Show all lines of the listing that hold the word "spent".

BEGIN PROVIDED DATA

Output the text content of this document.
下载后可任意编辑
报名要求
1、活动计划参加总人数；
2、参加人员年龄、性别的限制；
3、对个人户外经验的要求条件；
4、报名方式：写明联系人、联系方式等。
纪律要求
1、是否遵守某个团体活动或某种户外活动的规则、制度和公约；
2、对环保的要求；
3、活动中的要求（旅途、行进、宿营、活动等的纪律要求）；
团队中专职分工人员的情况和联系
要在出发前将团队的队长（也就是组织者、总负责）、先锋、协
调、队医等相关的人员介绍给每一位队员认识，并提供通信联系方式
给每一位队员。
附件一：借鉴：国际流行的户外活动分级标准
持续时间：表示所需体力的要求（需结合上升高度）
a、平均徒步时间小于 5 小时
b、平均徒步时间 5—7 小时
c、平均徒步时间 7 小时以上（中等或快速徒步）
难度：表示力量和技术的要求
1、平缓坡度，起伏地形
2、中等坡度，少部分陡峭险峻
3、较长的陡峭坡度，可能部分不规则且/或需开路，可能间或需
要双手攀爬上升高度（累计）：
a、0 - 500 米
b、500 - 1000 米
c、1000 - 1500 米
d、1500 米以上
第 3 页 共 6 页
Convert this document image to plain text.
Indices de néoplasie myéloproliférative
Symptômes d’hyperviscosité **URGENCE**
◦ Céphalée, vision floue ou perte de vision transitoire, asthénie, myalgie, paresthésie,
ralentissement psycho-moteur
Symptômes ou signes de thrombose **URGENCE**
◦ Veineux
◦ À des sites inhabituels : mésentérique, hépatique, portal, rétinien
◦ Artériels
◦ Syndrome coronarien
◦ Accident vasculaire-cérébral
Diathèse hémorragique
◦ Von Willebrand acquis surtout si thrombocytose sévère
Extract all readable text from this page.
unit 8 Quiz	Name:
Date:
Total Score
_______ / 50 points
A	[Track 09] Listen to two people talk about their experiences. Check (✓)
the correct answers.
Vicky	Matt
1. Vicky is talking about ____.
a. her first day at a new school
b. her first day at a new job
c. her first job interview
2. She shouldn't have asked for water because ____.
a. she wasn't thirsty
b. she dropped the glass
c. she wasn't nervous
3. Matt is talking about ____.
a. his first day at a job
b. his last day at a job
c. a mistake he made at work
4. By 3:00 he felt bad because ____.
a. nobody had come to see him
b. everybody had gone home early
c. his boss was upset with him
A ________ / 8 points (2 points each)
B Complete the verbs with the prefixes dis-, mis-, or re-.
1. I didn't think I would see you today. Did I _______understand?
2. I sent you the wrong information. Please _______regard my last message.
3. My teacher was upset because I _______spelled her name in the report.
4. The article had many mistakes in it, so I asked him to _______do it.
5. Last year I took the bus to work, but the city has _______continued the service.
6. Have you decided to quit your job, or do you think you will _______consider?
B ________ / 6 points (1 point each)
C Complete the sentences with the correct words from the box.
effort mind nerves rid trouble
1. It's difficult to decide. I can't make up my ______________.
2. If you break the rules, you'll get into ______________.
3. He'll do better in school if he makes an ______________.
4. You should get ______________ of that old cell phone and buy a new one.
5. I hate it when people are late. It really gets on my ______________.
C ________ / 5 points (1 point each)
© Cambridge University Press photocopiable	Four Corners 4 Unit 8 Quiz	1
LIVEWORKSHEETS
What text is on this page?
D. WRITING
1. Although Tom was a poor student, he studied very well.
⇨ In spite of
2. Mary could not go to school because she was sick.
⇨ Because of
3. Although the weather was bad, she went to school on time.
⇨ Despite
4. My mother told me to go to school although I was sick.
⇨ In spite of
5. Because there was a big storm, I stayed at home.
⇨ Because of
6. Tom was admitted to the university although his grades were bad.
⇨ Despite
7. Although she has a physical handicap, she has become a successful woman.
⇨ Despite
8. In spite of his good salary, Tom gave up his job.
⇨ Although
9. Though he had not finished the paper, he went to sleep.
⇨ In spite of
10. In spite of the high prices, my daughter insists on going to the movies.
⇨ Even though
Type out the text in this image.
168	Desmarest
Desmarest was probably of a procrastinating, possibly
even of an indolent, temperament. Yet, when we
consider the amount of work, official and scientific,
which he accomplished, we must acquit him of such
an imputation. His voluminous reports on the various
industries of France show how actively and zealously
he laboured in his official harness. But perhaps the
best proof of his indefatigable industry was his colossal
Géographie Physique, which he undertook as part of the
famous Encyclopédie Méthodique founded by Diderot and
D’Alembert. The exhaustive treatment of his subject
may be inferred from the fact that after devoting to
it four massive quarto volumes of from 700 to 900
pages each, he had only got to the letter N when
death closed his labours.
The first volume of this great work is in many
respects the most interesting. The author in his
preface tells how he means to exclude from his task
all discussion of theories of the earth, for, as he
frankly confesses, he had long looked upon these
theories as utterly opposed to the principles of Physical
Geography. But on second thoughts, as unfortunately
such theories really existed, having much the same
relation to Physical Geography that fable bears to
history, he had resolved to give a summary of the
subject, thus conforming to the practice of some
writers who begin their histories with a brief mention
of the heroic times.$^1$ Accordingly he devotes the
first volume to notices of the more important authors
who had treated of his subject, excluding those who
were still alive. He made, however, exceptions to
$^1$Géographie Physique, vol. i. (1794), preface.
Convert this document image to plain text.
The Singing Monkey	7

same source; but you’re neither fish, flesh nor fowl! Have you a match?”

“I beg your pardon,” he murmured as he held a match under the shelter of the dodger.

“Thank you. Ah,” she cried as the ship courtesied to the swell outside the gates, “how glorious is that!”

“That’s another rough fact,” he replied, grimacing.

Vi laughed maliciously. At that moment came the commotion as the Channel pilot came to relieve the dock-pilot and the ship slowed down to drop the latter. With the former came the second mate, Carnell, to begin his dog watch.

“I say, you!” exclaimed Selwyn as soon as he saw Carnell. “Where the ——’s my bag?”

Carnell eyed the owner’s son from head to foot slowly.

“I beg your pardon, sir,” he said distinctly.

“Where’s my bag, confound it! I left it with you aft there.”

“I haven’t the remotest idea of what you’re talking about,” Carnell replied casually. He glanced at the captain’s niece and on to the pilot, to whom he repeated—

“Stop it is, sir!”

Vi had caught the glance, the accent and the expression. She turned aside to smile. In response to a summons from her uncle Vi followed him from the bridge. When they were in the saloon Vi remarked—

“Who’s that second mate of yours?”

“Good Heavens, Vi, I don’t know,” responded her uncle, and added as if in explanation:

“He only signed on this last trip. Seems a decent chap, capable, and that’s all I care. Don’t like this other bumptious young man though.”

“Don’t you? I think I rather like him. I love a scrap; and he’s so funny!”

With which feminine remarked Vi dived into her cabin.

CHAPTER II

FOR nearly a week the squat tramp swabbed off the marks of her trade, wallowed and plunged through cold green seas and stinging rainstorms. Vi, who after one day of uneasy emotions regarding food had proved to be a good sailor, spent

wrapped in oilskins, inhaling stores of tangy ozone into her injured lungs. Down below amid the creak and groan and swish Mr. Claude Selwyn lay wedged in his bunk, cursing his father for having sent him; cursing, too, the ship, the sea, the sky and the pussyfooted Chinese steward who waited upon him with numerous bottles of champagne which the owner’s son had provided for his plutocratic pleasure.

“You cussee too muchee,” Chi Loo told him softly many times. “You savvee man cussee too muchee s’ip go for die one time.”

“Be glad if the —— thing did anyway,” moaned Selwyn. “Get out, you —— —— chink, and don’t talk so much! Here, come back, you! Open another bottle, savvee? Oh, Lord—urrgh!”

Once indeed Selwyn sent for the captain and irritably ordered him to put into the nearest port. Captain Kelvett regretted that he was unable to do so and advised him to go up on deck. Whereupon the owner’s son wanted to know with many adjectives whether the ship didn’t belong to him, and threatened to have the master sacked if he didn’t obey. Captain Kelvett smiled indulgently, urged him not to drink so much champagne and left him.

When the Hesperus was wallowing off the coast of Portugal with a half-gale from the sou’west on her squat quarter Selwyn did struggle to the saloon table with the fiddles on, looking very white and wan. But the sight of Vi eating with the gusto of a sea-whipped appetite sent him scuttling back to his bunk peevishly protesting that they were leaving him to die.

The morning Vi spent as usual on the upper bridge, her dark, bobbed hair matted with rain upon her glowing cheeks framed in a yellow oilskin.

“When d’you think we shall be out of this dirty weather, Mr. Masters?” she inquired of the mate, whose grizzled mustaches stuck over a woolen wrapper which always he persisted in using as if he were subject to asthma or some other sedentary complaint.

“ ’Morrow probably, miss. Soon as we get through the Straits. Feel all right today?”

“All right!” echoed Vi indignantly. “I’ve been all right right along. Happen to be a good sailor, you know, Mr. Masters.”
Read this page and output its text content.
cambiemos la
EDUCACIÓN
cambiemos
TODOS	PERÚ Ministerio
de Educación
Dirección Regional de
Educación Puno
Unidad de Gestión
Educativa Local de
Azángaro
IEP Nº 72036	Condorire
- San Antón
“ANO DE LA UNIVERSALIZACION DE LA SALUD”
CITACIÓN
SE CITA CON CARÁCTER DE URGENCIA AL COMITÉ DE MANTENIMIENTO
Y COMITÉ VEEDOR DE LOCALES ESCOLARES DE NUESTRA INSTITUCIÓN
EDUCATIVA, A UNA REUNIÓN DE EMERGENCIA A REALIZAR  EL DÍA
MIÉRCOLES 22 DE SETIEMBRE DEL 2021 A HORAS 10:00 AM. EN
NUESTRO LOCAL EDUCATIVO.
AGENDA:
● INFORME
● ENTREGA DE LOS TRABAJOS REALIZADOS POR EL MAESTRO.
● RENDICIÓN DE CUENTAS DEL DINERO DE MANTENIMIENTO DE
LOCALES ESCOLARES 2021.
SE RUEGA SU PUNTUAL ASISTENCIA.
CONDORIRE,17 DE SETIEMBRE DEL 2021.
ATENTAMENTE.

END PROVIDED DATA

SOLUTION FOR THIS EXERCISE:
FOR nearly a week the squat tramp swabbed off the marks of her trade, wallowed and plunged through cold green seas and stinging rainstorms. Vi, who after one day of uneasy emotions regarding food had proved to be a good sailor, spent
The morning Vi spent as usual on the upper bridge, her dark, bobbed hair matted with rain upon her glowing cheeks framed in a yellow oilskin.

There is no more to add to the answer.